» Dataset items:
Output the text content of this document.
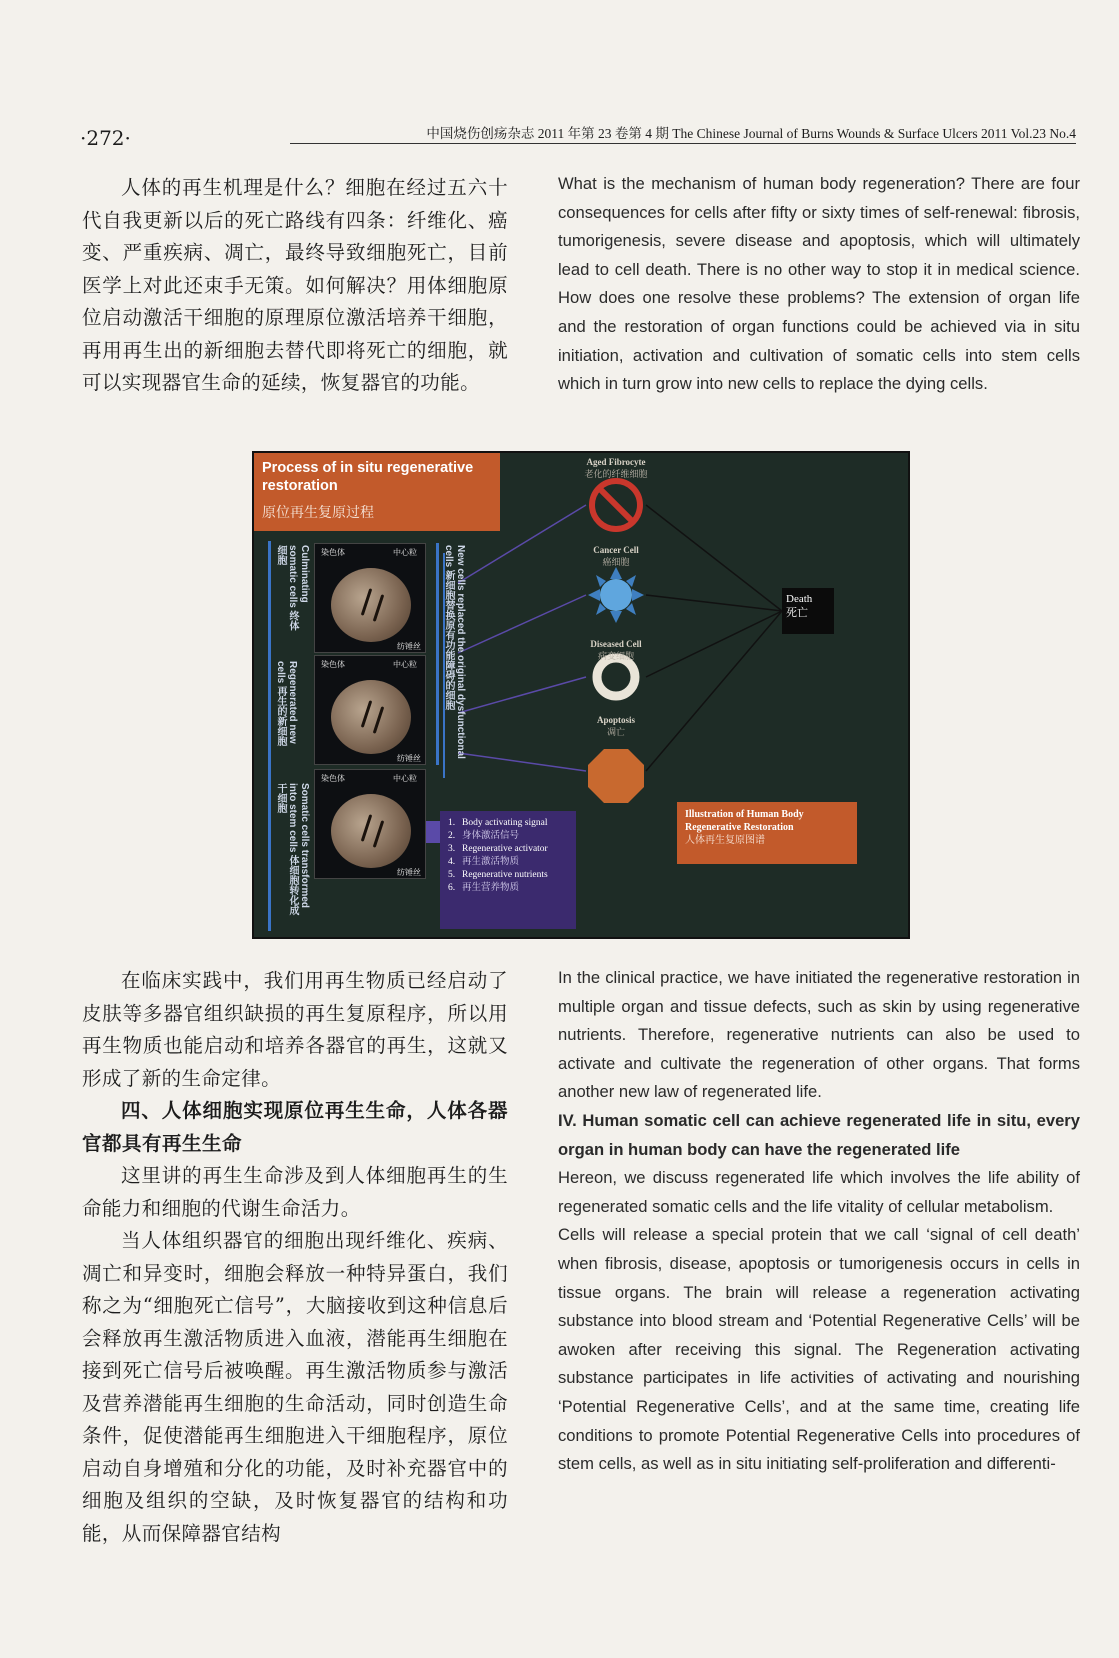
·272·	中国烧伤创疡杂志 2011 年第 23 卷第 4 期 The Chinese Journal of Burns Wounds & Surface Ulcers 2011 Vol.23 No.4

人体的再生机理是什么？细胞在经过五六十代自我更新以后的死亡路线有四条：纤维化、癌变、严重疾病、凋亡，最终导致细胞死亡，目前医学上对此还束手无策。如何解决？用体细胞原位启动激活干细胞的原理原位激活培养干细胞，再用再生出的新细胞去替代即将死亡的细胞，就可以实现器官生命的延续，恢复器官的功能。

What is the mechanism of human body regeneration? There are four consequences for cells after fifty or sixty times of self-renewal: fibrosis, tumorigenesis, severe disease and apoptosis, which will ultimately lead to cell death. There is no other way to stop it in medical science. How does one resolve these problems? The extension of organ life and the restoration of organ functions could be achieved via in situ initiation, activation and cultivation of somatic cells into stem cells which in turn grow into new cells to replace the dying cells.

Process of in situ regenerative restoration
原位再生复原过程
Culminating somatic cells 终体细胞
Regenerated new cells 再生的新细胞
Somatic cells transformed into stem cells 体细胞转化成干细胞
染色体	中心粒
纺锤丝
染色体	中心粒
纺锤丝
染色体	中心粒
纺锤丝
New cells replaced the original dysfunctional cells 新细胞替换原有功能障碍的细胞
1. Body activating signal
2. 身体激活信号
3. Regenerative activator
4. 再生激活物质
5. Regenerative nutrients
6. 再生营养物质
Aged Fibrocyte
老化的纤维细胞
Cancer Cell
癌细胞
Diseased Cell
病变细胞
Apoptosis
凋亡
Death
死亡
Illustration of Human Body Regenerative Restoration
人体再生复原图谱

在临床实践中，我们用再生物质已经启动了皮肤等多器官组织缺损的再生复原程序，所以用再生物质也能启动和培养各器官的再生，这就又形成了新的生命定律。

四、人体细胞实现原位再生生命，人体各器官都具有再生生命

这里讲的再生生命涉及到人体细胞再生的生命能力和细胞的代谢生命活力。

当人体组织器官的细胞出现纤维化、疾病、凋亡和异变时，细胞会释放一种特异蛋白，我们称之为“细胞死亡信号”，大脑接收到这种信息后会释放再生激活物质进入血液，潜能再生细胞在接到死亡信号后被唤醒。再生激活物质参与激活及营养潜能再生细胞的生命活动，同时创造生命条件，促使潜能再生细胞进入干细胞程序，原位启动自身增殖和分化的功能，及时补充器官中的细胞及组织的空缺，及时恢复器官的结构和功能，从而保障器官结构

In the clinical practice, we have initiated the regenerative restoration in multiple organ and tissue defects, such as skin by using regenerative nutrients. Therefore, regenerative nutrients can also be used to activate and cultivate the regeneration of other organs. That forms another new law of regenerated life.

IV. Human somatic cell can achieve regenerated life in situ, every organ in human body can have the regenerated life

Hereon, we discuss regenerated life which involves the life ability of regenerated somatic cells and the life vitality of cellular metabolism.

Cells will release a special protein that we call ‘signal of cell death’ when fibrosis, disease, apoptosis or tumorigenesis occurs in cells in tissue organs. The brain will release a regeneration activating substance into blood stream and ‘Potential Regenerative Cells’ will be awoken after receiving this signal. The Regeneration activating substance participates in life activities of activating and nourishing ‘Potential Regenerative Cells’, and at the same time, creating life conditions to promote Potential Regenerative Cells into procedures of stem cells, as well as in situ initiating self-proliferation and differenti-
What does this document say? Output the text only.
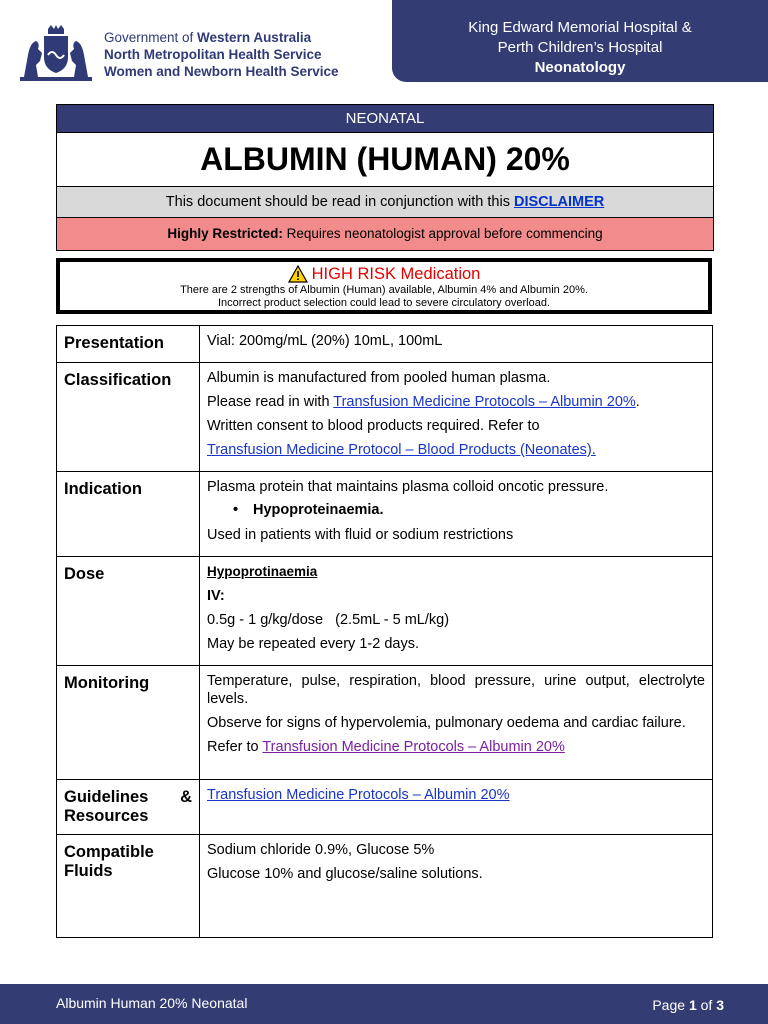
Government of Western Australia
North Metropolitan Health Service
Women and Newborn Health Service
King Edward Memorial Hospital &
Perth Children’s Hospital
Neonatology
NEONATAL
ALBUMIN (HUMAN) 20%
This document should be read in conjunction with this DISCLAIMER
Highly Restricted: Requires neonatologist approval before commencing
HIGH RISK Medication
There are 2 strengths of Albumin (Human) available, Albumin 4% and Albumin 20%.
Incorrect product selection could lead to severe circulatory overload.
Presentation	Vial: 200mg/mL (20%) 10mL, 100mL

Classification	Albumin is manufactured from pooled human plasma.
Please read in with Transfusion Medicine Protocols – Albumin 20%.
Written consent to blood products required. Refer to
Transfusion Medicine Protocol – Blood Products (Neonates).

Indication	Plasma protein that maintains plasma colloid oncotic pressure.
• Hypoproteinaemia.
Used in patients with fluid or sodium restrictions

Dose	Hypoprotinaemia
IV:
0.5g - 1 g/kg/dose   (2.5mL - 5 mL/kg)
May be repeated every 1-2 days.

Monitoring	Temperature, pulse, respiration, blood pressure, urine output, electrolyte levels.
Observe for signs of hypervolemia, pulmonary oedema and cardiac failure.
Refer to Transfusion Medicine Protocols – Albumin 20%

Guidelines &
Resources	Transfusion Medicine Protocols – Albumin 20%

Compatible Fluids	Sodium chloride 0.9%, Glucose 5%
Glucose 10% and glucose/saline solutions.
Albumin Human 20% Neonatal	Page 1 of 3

» WHAT TO PRODUCE:
Repeat the data word for word; drop the pictures.

» RESPONSE AREA:
Output the text content of this document.
·272·	中国烧伤创疡杂志 2011 年第 23 卷第 4 期 The Chinese Journal of Burns Wounds & Surface Ulcers 2011 Vol.23 No.4

人体的再生机理是什么？细胞在经过五六十代自我更新以后的死亡路线有四条：纤维化、癌变、严重疾病、凋亡，最终导致细胞死亡，目前医学上对此还束手无策。如何解决？用体细胞原位启动激活干细胞的原理原位激活培养干细胞，再用再生出的新细胞去替代即将死亡的细胞，就可以实现器官生命的延续，恢复器官的功能。

What is the mechanism of human body regeneration? There are four consequences for cells after fifty or sixty times of self-renewal: fibrosis, tumorigenesis, severe disease and apoptosis, which will ultimately lead to cell death. There is no other way to stop it in medical science. How does one resolve these problems? The extension of organ life and the restoration of organ functions could be achieved via in situ initiation, activation and cultivation of somatic cells into stem cells which in turn grow into new cells to replace the dying cells.

Process of in situ regenerative restoration
原位再生复原过程
Culminating somatic cells 终体细胞
Regenerated new cells 再生的新细胞
Somatic cells transformed into stem cells 体细胞转化成干细胞
染色体	中心粒
纺锤丝
染色体	中心粒
纺锤丝
染色体	中心粒
纺锤丝
New cells replaced the original dysfunctional cells 新细胞替换原有功能障碍的细胞
1. Body activating signal
2. 身体激活信号
3. Regenerative activator
4. 再生激活物质
5. Regenerative nutrients
6. 再生营养物质
Aged Fibrocyte
老化的纤维细胞
Cancer Cell
癌细胞
Diseased Cell
病变细胞
Apoptosis
凋亡
Death
死亡
Illustration of Human Body Regenerative Restoration
人体再生复原图谱

在临床实践中，我们用再生物质已经启动了皮肤等多器官组织缺损的再生复原程序，所以用再生物质也能启动和培养各器官的再生，这就又形成了新的生命定律。

四、人体细胞实现原位再生生命，人体各器官都具有再生生命

这里讲的再生生命涉及到人体细胞再生的生命能力和细胞的代谢生命活力。

当人体组织器官的细胞出现纤维化、疾病、凋亡和异变时，细胞会释放一种特异蛋白，我们称之为“细胞死亡信号”，大脑接收到这种信息后会释放再生激活物质进入血液，潜能再生细胞在接到死亡信号后被唤醒。再生激活物质参与激活及营养潜能再生细胞的生命活动，同时创造生命条件，促使潜能再生细胞进入干细胞程序，原位启动自身增殖和分化的功能，及时补充器官中的细胞及组织的空缺，及时恢复器官的结构和功能，从而保障器官结构

In the clinical practice, we have initiated the regenerative restoration in multiple organ and tissue defects, such as skin by using regenerative nutrients. Therefore, regenerative nutrients can also be used to activate and cultivate the regeneration of other organs. That forms another new law of regenerated life.

IV. Human somatic cell can achieve regenerated life in situ, every organ in human body can have the regenerated life

Hereon, we discuss regenerated life which involves the life ability of regenerated somatic cells and the life vitality of cellular metabolism.

Cells will release a special protein that we call ‘signal of cell death’ when fibrosis, disease, apoptosis or tumorigenesis occurs in cells in tissue organs. The brain will release a regeneration activating substance into blood stream and ‘Potential Regenerative Cells’ will be awoken after receiving this signal. The Regeneration activating substance participates in life activities of activating and nourishing ‘Potential Regenerative Cells’, and at the same time, creating life conditions to promote Potential Regenerative Cells into procedures of stem cells, as well as in situ initiating self-proliferation and differenti-
What does this document say? Output the text only.
Government of Western Australia
North Metropolitan Health Service
Women and Newborn Health Service
King Edward Memorial Hospital &
Perth Children’s Hospital
Neonatology
NEONATAL
ALBUMIN (HUMAN) 20%
This document should be read in conjunction with this DISCLAIMER
Highly Restricted: Requires neonatologist approval before commencing
HIGH RISK Medication
There are 2 strengths of Albumin (Human) available, Albumin 4% and Albumin 20%.
Incorrect product selection could lead to severe circulatory overload.
Presentation	Vial: 200mg/mL (20%) 10mL, 100mL

Classification	Albumin is manufactured from pooled human plasma.
Please read in with Transfusion Medicine Protocols – Albumin 20%.
Written consent to blood products required. Refer to
Transfusion Medicine Protocol – Blood Products (Neonates).

Indication	Plasma protein that maintains plasma colloid oncotic pressure.
• Hypoproteinaemia.
Used in patients with fluid or sodium restrictions

Dose	Hypoprotinaemia
IV:
0.5g - 1 g/kg/dose   (2.5mL - 5 mL/kg)
May be repeated every 1-2 days.

Monitoring	Temperature, pulse, respiration, blood pressure, urine output, electrolyte levels.
Observe for signs of hypervolemia, pulmonary oedema and cardiac failure.
Refer to Transfusion Medicine Protocols – Albumin 20%

Guidelines &
Resources	Transfusion Medicine Protocols – Albumin 20%

Compatible Fluids	Sodium chloride 0.9%, Glucose 5%
Glucose 10% and glucose/saline solutions.
Albumin Human 20% Neonatal	Page 1 of 3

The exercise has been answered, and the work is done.